**Source material**
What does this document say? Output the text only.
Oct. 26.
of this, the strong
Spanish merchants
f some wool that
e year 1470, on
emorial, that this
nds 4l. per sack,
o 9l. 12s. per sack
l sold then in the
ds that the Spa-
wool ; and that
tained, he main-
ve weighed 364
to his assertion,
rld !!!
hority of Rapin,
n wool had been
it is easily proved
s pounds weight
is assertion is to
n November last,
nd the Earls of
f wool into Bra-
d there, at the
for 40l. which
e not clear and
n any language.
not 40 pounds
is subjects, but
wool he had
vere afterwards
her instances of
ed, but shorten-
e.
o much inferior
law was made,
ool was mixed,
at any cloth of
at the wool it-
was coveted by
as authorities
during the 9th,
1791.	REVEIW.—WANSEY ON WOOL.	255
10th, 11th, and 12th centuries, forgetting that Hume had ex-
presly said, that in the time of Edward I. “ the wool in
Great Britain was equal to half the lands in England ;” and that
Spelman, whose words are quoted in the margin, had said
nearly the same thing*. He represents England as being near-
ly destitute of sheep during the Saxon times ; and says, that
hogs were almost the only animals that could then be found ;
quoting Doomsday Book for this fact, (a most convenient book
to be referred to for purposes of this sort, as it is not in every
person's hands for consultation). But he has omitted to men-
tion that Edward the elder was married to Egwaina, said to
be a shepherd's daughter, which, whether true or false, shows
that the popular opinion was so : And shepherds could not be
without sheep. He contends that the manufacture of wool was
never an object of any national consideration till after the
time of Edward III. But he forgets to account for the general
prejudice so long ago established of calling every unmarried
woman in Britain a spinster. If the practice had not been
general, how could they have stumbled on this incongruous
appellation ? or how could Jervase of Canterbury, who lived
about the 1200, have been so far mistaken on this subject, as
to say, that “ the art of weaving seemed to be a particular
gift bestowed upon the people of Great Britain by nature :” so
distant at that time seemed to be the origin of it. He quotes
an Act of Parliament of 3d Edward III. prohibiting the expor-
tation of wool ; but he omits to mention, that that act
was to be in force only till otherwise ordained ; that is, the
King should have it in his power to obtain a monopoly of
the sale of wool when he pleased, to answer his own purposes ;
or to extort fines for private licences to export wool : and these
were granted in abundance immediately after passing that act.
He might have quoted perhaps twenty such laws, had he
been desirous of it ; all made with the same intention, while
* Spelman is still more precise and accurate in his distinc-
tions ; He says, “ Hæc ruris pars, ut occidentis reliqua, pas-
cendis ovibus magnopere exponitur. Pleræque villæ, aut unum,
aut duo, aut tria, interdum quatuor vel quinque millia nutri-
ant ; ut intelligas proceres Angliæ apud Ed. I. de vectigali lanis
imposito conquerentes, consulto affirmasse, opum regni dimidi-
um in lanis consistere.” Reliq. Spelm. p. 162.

**Problem details**
Copy out the whole listing exactly as written.

**Solved problem**
What does this document say? Output the text only.
Oct. 26.
of this, the strong
Spanish merchants
f some wool that
e year 1470, on
emorial, that this
nds 4l. per sack,
o 9l. 12s. per sack
l sold then in the
ds that the Spa-
wool ; and that
tained, he main-
ve weighed 364
to his assertion,
rld !!!
hority of Rapin,
n wool had been
it is easily proved
s pounds weight
is assertion is to
n November last,
nd the Earls of
f wool into Bra-
d there, at the
for 40l. which
e not clear and
n any language.
not 40 pounds
is subjects, but
wool he had
vere afterwards
her instances of
ed, but shorten-
e.
o much inferior
law was made,
ool was mixed,
at any cloth of
at the wool it-
was coveted by
as authorities
during the 9th,
1791.	REVEIW.—WANSEY ON WOOL.	255
10th, 11th, and 12th centuries, forgetting that Hume had ex-
presly said, that in the time of Edward I. “ the wool in
Great Britain was equal to half the lands in England ;” and that
Spelman, whose words are quoted in the margin, had said
nearly the same thing*. He represents England as being near-
ly destitute of sheep during the Saxon times ; and says, that
hogs were almost the only animals that could then be found ;
quoting Doomsday Book for this fact, (a most convenient book
to be referred to for purposes of this sort, as it is not in every
person's hands for consultation). But he has omitted to men-
tion that Edward the elder was married to Egwaina, said to
be a shepherd's daughter, which, whether true or false, shows
that the popular opinion was so : And shepherds could not be
without sheep. He contends that the manufacture of wool was
never an object of any national consideration till after the
time of Edward III. But he forgets to account for the general
prejudice so long ago established of calling every unmarried
woman in Britain a spinster. If the practice had not been
general, how could they have stumbled on this incongruous
appellation ? or how could Jervase of Canterbury, who lived
about the 1200, have been so far mistaken on this subject, as
to say, that “ the art of weaving seemed to be a particular
gift bestowed upon the people of Great Britain by nature :” so
distant at that time seemed to be the origin of it. He quotes
an Act of Parliament of 3d Edward III. prohibiting the expor-
tation of wool ; but he omits to mention, that that act
was to be in force only till otherwise ordained ; that is, the
King should have it in his power to obtain a monopoly of
the sale of wool when he pleased, to answer his own purposes ;
or to extort fines for private licences to export wool : and these
were granted in abundance immediately after passing that act.
He might have quoted perhaps twenty such laws, had he
been desirous of it ; all made with the same intention, while
* Spelman is still more precise and accurate in his distinc-
tions ; He says, “ Hæc ruris pars, ut occidentis reliqua, pas-
cendis ovibus magnopere exponitur. Pleræque villæ, aut unum,
aut duo, aut tria, interdum quatuor vel quinque millia nutri-
ant ; ut intelligas proceres Angliæ apud Ed. I. de vectigali lanis
imposito conquerentes, consulto affirmasse, opum regni dimidi-
um in lanis consistere.” Reliq. Spelm. p. 162.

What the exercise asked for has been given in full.